Goal → Copy each line of the material below that includes the string "high".
━━━ Material ━━━
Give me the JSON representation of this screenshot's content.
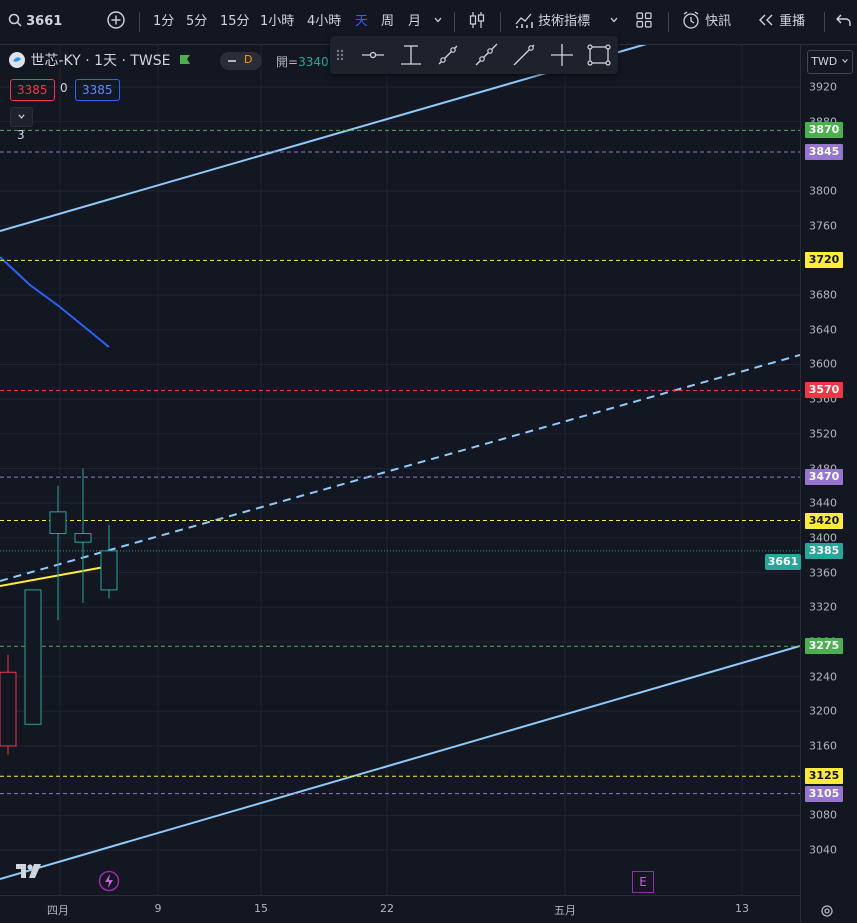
{
  "toolbar": {
    "symbol": "3661",
    "intervals": [
      "1分",
      "5分",
      "15分",
      "1小時",
      "4小時",
      "天",
      "周",
      "月"
    ],
    "active_interval": "天",
    "indicators_label": "技術指標",
    "alerts_label": "快訊",
    "replay_label": "重播"
  },
  "legend": {
    "title": "世芯-KY · 1天 · TWSE",
    "d_badge": "D",
    "open_prefix": "開=",
    "open_value": "3340",
    "bid": "3385",
    "spread": "0",
    "ask": "3385",
    "collapse_count": "3"
  },
  "currency": "TWD",
  "price_axis": {
    "min": 3020,
    "max": 3940,
    "ticks": [
      "3920",
      "3880",
      "3800",
      "3760",
      "3680",
      "3640",
      "3600",
      "3560",
      "3520",
      "3480",
      "3440",
      "3400",
      "3360",
      "3320",
      "3280",
      "3240",
      "3200",
      "3160",
      "3080",
      "3040"
    ]
  },
  "horizontal_levels": [
    {
      "price": 3870,
      "label": "3870",
      "color": "#4caf50",
      "style": "dashed"
    },
    {
      "price": 3845,
      "label": "3845",
      "color": "#9575cd",
      "style": "dashed"
    },
    {
      "price": 3720,
      "label": "3720",
      "color": "#ffeb3b",
      "style": "dashed"
    },
    {
      "price": 3570,
      "label": "3570",
      "color": "#f23645",
      "style": "dashed"
    },
    {
      "price": 3470,
      "label": "3470",
      "color": "#9575cd",
      "style": "dashed"
    },
    {
      "price": 3420,
      "label": "3420",
      "color": "#ffeb3b",
      "style": "dashed"
    },
    {
      "price": 3275,
      "label": "3275",
      "color": "#4caf50",
      "style": "dashed"
    },
    {
      "price": 3125,
      "label": "3125",
      "color": "#ffeb3b",
      "style": "dashed"
    },
    {
      "price": 3105,
      "label": "3105",
      "color": "#9575cd",
      "style": "dashed"
    }
  ],
  "last_price": {
    "price": 3385,
    "label": "3385",
    "symbol_label": "3661",
    "color": "#26a69a"
  },
  "time_axis": {
    "labels": [
      "四月",
      "9",
      "15",
      "22",
      "五月",
      "13"
    ]
  },
  "candles": [
    {
      "open": 3245,
      "high": 3265,
      "low": 3150,
      "close": 3160
    },
    {
      "open": 3185,
      "high": 3340,
      "low": 3185,
      "close": 3340
    },
    {
      "open": 3405,
      "high": 3460,
      "low": 3305,
      "close": 3430
    },
    {
      "open": 3395,
      "high": 3480,
      "low": 3325,
      "close": 3405
    },
    {
      "open": 3340,
      "high": 3415,
      "low": 3330,
      "close": 3385
    }
  ],
  "events": [
    "E"
  ],
  "colors": {
    "up": "#26a69a",
    "down": "#f23645",
    "background": "#131722",
    "grid": "#1f2433",
    "trend": "#90caf9",
    "ma_blue": "#2962ff",
    "ma_yellow": "#ffeb3b"
  }
}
━━━
Problem solution →
      "high": 3265,
      "high": 3340,
      "high": 3460,
      "high": 3480,
      "high": 3415,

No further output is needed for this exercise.